[Document extract]
Images often echo the Kodachrome snaps and home-movie
shots of the time, with JFK grainy on TV and ‘60s racial anxiety venting in Gil
Scott Heron’s funny, biting song “Whitey on the Moon” (NASA had a heavy lean to
crew-cut Caucasians). Gosling welds his low-key charisma into Neil’s progress, all
the way to the wild gray (lunar) yonder. It’s 239,000 miles of dangerous travel
(and back) to grab what looks like a sampling of cement dust, yet this is no
rocket-nerd manual. Kubrick’s 2001 remains
a visionary poem (ambitious, pretentious, gorgeous), but it doesn’t have Janet quietly
telling her younger son, “Your dad’s going to the moon.” Pause, then the boy
answers, “OK. Can I go outside?”
Colette
Might as well call it Keira! England’s fair Ms. Knightley is in almost every scene, in wow
outfits, in bravura hair-dos. She smokes, drinks, mimes, trans-dresses, seduces
women (and men), even flashes some breast. And if you imagine this is a deep portrait
of Sidonie-Gabrielle Colette (1873-1954), still perhaps France’s most beloved woman
novelist, then I’d love to show you a “razor-sharp documentary” on the
guillotine as “pioneer of the close-cut shave.”
Abandon all hope that the movie will replicate
Colette’s impeccable, nuance-scented prose, and you can relax into some fun. Director
Wash Westmoreland did the gay-themed The
Fluffer, Totally Gay! and the vanishing species film Gay Republicans. His Colette
has the oo-la-la oomph of a gay carnival ripping off Victorian corsets, as
“Gabri” advances from nature-loving, rustic girlhood to writing her first
novels about the provincial and then Parisian lass Claudine. Her pen flows like
wine, but her lordly sommelier is
first husband Henry. Known high and low as Willy, he is publisher, wit, party dynamo.
Alas, Willy never guzzles brandy with Toulouse-Lautrec, but he does pose as faux
“author” of Gabri’s scandalously successful Claudine.

[Material provided]
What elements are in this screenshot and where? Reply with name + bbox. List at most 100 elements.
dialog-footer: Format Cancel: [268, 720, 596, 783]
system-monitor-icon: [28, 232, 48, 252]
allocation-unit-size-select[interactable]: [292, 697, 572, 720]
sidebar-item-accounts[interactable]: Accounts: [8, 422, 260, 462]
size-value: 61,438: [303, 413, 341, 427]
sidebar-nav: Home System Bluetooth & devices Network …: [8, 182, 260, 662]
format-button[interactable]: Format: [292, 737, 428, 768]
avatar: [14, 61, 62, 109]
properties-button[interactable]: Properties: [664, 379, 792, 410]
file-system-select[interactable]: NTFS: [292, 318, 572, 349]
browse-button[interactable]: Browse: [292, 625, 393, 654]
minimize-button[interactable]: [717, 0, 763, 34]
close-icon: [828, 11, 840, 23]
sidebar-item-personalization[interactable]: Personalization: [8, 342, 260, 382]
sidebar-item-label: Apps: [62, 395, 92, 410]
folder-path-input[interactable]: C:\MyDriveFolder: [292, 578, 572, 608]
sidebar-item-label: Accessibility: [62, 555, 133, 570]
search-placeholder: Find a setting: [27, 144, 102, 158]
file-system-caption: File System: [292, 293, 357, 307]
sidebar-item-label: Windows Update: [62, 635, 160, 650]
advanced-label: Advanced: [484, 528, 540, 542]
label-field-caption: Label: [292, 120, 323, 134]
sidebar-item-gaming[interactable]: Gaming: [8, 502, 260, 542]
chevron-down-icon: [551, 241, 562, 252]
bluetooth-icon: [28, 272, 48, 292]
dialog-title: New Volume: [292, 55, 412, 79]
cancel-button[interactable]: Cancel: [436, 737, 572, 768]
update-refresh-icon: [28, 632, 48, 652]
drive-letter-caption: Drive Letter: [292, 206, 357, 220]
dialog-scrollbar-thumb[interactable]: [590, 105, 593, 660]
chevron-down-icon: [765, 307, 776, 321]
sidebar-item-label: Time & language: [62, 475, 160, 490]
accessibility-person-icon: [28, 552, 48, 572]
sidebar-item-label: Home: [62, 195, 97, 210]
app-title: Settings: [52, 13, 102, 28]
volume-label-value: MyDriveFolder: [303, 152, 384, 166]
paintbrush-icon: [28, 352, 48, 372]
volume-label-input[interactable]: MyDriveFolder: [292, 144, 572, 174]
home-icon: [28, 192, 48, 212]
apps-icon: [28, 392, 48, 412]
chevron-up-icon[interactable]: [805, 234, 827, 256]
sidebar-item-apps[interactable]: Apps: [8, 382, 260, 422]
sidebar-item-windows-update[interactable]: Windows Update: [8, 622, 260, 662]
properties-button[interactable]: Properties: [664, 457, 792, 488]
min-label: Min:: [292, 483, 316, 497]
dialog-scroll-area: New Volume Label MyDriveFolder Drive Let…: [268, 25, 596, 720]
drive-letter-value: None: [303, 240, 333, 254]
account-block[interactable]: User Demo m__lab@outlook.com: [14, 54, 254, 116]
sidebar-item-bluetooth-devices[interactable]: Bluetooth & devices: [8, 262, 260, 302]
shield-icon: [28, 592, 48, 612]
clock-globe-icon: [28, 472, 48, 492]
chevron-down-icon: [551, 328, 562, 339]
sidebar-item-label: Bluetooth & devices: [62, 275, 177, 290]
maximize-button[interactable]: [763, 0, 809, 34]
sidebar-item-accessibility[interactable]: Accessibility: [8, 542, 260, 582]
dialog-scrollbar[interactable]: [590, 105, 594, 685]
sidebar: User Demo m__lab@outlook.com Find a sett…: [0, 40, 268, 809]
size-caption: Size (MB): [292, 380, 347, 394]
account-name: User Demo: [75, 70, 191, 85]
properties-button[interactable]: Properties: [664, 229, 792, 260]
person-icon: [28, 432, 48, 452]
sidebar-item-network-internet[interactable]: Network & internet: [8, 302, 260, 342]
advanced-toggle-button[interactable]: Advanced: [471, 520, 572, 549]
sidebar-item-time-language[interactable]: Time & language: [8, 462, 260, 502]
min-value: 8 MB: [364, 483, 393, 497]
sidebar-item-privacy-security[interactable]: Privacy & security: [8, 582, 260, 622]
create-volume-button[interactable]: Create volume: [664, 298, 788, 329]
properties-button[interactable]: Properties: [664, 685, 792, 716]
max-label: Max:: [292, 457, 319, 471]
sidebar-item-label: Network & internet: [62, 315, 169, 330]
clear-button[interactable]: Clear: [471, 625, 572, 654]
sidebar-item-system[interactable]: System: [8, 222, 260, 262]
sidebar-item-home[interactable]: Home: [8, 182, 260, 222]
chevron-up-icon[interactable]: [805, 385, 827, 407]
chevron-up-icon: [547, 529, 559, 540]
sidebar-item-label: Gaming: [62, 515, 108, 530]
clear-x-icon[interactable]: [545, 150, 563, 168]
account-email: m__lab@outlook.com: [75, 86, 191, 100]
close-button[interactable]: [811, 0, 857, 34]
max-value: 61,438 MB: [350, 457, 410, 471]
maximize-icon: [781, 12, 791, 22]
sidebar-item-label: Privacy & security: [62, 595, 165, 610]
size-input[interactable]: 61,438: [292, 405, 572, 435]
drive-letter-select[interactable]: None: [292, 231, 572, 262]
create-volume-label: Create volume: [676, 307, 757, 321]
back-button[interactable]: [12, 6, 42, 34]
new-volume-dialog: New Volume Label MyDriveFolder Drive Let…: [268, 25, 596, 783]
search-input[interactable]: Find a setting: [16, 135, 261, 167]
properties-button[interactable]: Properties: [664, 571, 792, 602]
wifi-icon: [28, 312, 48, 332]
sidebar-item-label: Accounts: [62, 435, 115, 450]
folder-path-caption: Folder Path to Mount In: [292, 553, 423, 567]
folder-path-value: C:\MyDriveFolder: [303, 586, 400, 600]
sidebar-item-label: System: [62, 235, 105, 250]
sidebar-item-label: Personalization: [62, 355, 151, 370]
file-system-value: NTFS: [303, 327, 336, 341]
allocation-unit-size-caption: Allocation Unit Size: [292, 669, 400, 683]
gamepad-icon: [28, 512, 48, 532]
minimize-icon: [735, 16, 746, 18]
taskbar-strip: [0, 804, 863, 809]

[Written exercise 1]
Who directed Colette, according to the film reviews?
[Written exercise 2]
Pick up the film reviews right after their final sentence and keep writing.
The rows are separate material with no connection to the film reviews.

[Written reply 1]
Wash Westmoreland directed Colette.

[Written reply 2]
The risky arrangement educates Gabri, who will finally
proclaim “I am Claudine!” without quite becoming Colette. She remains so very Keira,
so English, so cute when scrunching her nose or flashing bold smiles. After she
ditches Willy and his wild, wastrel ways, the story loses its stimulating polarity. It is admirable to film a
feminist empowerment picture, less so when your male piggy (brash, funny, even
poignant) is a more layered life package than your heroine. Dominic West’s supple,
often dominant performance means that Colette
basically swallows the champagne cork of its payoff: after Willy, Colette
claimed immortality by writing her best works. Much later, as the old but still
keen-eyed author of Gigi, she noticed
and helped lift to fame Audrey Hepburn.
SALAD (A List)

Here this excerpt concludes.